== Supplied data ==

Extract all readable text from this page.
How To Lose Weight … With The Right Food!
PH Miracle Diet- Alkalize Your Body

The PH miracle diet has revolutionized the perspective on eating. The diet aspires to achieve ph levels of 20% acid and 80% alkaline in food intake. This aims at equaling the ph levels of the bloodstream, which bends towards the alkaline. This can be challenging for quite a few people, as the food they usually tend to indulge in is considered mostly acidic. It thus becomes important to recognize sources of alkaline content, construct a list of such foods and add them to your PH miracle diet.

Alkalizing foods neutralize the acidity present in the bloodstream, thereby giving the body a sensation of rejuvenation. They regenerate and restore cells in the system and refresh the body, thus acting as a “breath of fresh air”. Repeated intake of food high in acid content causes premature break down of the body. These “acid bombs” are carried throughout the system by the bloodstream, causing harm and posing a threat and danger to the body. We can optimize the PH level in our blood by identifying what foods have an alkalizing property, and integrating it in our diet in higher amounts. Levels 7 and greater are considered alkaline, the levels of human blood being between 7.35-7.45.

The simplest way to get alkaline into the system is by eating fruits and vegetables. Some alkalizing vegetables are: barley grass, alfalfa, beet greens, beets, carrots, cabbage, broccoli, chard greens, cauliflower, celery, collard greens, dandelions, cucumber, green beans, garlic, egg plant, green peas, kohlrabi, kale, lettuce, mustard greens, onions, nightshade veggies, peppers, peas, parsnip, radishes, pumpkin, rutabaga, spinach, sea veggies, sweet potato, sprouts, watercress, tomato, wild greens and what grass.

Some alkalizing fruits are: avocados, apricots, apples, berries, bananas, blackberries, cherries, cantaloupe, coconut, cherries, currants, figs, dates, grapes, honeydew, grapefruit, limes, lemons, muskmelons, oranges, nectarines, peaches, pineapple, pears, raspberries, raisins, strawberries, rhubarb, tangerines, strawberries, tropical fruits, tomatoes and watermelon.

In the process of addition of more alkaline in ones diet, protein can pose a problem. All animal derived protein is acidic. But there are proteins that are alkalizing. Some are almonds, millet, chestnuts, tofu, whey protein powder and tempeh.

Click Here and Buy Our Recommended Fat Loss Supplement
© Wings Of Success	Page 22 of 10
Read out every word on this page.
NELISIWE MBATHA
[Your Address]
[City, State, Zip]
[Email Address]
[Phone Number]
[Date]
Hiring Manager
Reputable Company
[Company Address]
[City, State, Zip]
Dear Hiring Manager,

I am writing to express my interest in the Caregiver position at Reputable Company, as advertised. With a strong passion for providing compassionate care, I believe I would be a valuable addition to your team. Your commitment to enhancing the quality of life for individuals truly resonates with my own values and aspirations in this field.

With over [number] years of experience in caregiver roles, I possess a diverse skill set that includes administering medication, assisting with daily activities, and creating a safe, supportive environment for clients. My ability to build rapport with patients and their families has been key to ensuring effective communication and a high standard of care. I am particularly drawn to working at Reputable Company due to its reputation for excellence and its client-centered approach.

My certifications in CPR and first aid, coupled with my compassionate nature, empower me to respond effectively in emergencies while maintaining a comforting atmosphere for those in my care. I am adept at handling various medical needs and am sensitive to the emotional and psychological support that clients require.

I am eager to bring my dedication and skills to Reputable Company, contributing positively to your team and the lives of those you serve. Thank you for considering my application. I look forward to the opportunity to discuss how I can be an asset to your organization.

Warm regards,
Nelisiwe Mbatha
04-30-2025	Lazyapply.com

== What to do ==
Write every entry out again. Leave each one exactly as it is.

== Problem solution ==
Extract all readable text from this page.
How To Lose Weight … With The Right Food!
PH Miracle Diet- Alkalize Your Body

The PH miracle diet has revolutionized the perspective on eating. The diet aspires to achieve ph levels of 20% acid and 80% alkaline in food intake. This aims at equaling the ph levels of the bloodstream, which bends towards the alkaline. This can be challenging for quite a few people, as the food they usually tend to indulge in is considered mostly acidic. It thus becomes important to recognize sources of alkaline content, construct a list of such foods and add them to your PH miracle diet.

Alkalizing foods neutralize the acidity present in the bloodstream, thereby giving the body a sensation of rejuvenation. They regenerate and restore cells in the system and refresh the body, thus acting as a “breath of fresh air”. Repeated intake of food high in acid content causes premature break down of the body. These “acid bombs” are carried throughout the system by the bloodstream, causing harm and posing a threat and danger to the body. We can optimize the PH level in our blood by identifying what foods have an alkalizing property, and integrating it in our diet in higher amounts. Levels 7 and greater are considered alkaline, the levels of human blood being between 7.35-7.45.

The simplest way to get alkaline into the system is by eating fruits and vegetables. Some alkalizing vegetables are: barley grass, alfalfa, beet greens, beets, carrots, cabbage, broccoli, chard greens, cauliflower, celery, collard greens, dandelions, cucumber, green beans, garlic, egg plant, green peas, kohlrabi, kale, lettuce, mustard greens, onions, nightshade veggies, peppers, peas, parsnip, radishes, pumpkin, rutabaga, spinach, sea veggies, sweet potato, sprouts, watercress, tomato, wild greens and what grass.

Some alkalizing fruits are: avocados, apricots, apples, berries, bananas, blackberries, cherries, cantaloupe, coconut, cherries, currants, figs, dates, grapes, honeydew, grapefruit, limes, lemons, muskmelons, oranges, nectarines, peaches, pineapple, pears, raspberries, raisins, strawberries, rhubarb, tangerines, strawberries, tropical fruits, tomatoes and watermelon.

In the process of addition of more alkaline in ones diet, protein can pose a problem. All animal derived protein is acidic. But there are proteins that are alkalizing. Some are almonds, millet, chestnuts, tofu, whey protein powder and tempeh.

Click Here and Buy Our Recommended Fat Loss Supplement
© Wings Of Success	Page 22 of 10
Read out every word on this page.
NELISIWE MBATHA
[Your Address]
[City, State, Zip]
[Email Address]
[Phone Number]
[Date]
Hiring Manager
Reputable Company
[Company Address]
[City, State, Zip]
Dear Hiring Manager,

I am writing to express my interest in the Caregiver position at Reputable Company, as advertised. With a strong passion for providing compassionate care, I believe I would be a valuable addition to your team. Your commitment to enhancing the quality of life for individuals truly resonates with my own values and aspirations in this field.

With over [number] years of experience in caregiver roles, I possess a diverse skill set that includes administering medication, assisting with daily activities, and creating a safe, supportive environment for clients. My ability to build rapport with patients and their families has been key to ensuring effective communication and a high standard of care. I am particularly drawn to working at Reputable Company due to its reputation for excellence and its client-centered approach.

My certifications in CPR and first aid, coupled with my compassionate nature, empower me to respond effectively in emergencies while maintaining a comforting atmosphere for those in my care. I am adept at handling various medical needs and am sensitive to the emotional and psychological support that clients require.

I am eager to bring my dedication and skills to Reputable Company, contributing positively to your team and the lives of those you serve. Thank you for considering my application. I look forward to the opportunity to discuss how I can be an asset to your organization.

Warm regards,
Nelisiwe Mbatha
04-30-2025	Lazyapply.com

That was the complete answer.